**EXERCISE GOAL:**
Search the data below for the word "name" and copy each line that holds it.

━━━

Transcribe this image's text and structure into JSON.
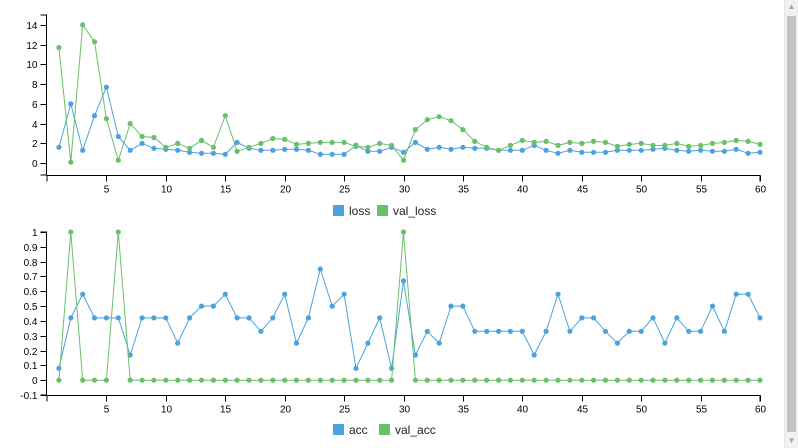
{
  "colors": {
    "series_1": "#4aa3df",
    "series_2": "#6abf69"
  },
  "chart_data": [
    {
      "type": "line",
      "x": [
        1,
        2,
        3,
        4,
        5,
        6,
        7,
        8,
        9,
        10,
        11,
        12,
        13,
        14,
        15,
        16,
        17,
        18,
        19,
        20,
        21,
        22,
        23,
        24,
        25,
        26,
        27,
        28,
        29,
        30,
        31,
        32,
        33,
        34,
        35,
        36,
        37,
        38,
        39,
        40,
        41,
        42,
        43,
        44,
        45,
        46,
        47,
        48,
        49,
        50,
        51,
        52,
        53,
        54,
        55,
        56,
        57,
        58,
        59,
        60
      ],
      "xticks": [
        5,
        10,
        15,
        20,
        25,
        30,
        35,
        40,
        45,
        50,
        55,
        60
      ],
      "yticks": [
        0,
        2,
        4,
        6,
        8,
        10,
        12,
        14
      ],
      "xlim": [
        0,
        60
      ],
      "ylim": [
        -1.2,
        15
      ],
      "series": [
        {
          "name": "loss",
          "color": "#4aa3df",
          "values": [
            1.6,
            6.0,
            1.3,
            4.8,
            7.7,
            2.7,
            1.3,
            2.0,
            1.5,
            1.4,
            1.3,
            1.1,
            1.0,
            1.0,
            0.9,
            2.1,
            1.5,
            1.3,
            1.3,
            1.4,
            1.4,
            1.3,
            0.9,
            0.9,
            0.9,
            1.8,
            1.2,
            1.2,
            1.6,
            1.1,
            2.1,
            1.4,
            1.6,
            1.4,
            1.6,
            1.5,
            1.5,
            1.3,
            1.3,
            1.3,
            1.8,
            1.3,
            1.0,
            1.3,
            1.1,
            1.1,
            1.1,
            1.3,
            1.3,
            1.3,
            1.4,
            1.5,
            1.3,
            1.2,
            1.3,
            1.2,
            1.2,
            1.4,
            1.0,
            1.1
          ]
        },
        {
          "name": "val_loss",
          "color": "#6abf69",
          "values": [
            11.7,
            0.1,
            14.0,
            12.3,
            4.5,
            0.3,
            4.0,
            2.7,
            2.6,
            1.6,
            2.0,
            1.5,
            2.3,
            1.6,
            4.8,
            1.2,
            1.6,
            2.0,
            2.5,
            2.4,
            1.9,
            2.0,
            2.1,
            2.1,
            2.1,
            1.7,
            1.6,
            2.0,
            1.8,
            0.3,
            3.4,
            4.4,
            4.7,
            4.3,
            3.4,
            2.2,
            1.6,
            1.3,
            1.8,
            2.3,
            2.1,
            2.2,
            1.8,
            2.1,
            2.0,
            2.2,
            2.1,
            1.7,
            1.9,
            2.0,
            1.8,
            1.8,
            2.0,
            1.7,
            1.8,
            2.0,
            2.1,
            2.3,
            2.2,
            1.9
          ]
        }
      ]
    },
    {
      "type": "line",
      "x": [
        1,
        2,
        3,
        4,
        5,
        6,
        7,
        8,
        9,
        10,
        11,
        12,
        13,
        14,
        15,
        16,
        17,
        18,
        19,
        20,
        21,
        22,
        23,
        24,
        25,
        26,
        27,
        28,
        29,
        30,
        31,
        32,
        33,
        34,
        35,
        36,
        37,
        38,
        39,
        40,
        41,
        42,
        43,
        44,
        45,
        46,
        47,
        48,
        49,
        50,
        51,
        52,
        53,
        54,
        55,
        56,
        57,
        58,
        59,
        60
      ],
      "xticks": [
        5,
        10,
        15,
        20,
        25,
        30,
        35,
        40,
        45,
        50,
        55,
        60
      ],
      "yticks": [
        -0.1,
        0,
        0.1,
        0.2,
        0.3,
        0.4,
        0.5,
        0.6,
        0.7,
        0.8,
        0.9,
        1
      ],
      "ytick_labels": [
        "-0.1",
        "0",
        "0.1",
        "0.2",
        "0.3",
        "0.4",
        "0.5",
        "0.6",
        "0.7",
        "0.8",
        "0.9",
        "1"
      ],
      "xlim": [
        0,
        60
      ],
      "ylim": [
        -0.1,
        1.0
      ],
      "series": [
        {
          "name": "acc",
          "color": "#4aa3df",
          "values": [
            0.08,
            0.42,
            0.58,
            0.42,
            0.42,
            0.42,
            0.17,
            0.42,
            0.42,
            0.42,
            0.25,
            0.42,
            0.5,
            0.5,
            0.58,
            0.42,
            0.42,
            0.33,
            0.42,
            0.58,
            0.25,
            0.42,
            0.75,
            0.5,
            0.58,
            0.08,
            0.25,
            0.42,
            0.08,
            0.67,
            0.17,
            0.33,
            0.25,
            0.5,
            0.5,
            0.33,
            0.33,
            0.33,
            0.33,
            0.33,
            0.17,
            0.33,
            0.58,
            0.33,
            0.42,
            0.42,
            0.33,
            0.25,
            0.33,
            0.33,
            0.42,
            0.25,
            0.42,
            0.33,
            0.33,
            0.5,
            0.33,
            0.58,
            0.58,
            0.42
          ]
        },
        {
          "name": "val_acc",
          "color": "#6abf69",
          "values": [
            0,
            1,
            0,
            0,
            0,
            1,
            0,
            0,
            0,
            0,
            0,
            0,
            0,
            0,
            0,
            0,
            0,
            0,
            0,
            0,
            0,
            0,
            0,
            0,
            0,
            0,
            0,
            0,
            0,
            1,
            0,
            0,
            0,
            0,
            0,
            0,
            0,
            0,
            0,
            0,
            0,
            0,
            0,
            0,
            0,
            0,
            0,
            0,
            0,
            0,
            0,
            0,
            0,
            0,
            0,
            0,
            0,
            0,
            0,
            0
          ]
        }
      ]
    }
  ]
}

━━━

**RESPONSE BELOW:**
          "name": "loss",
          "name": "val_loss",
          "name": "acc",
          "name": "val_acc",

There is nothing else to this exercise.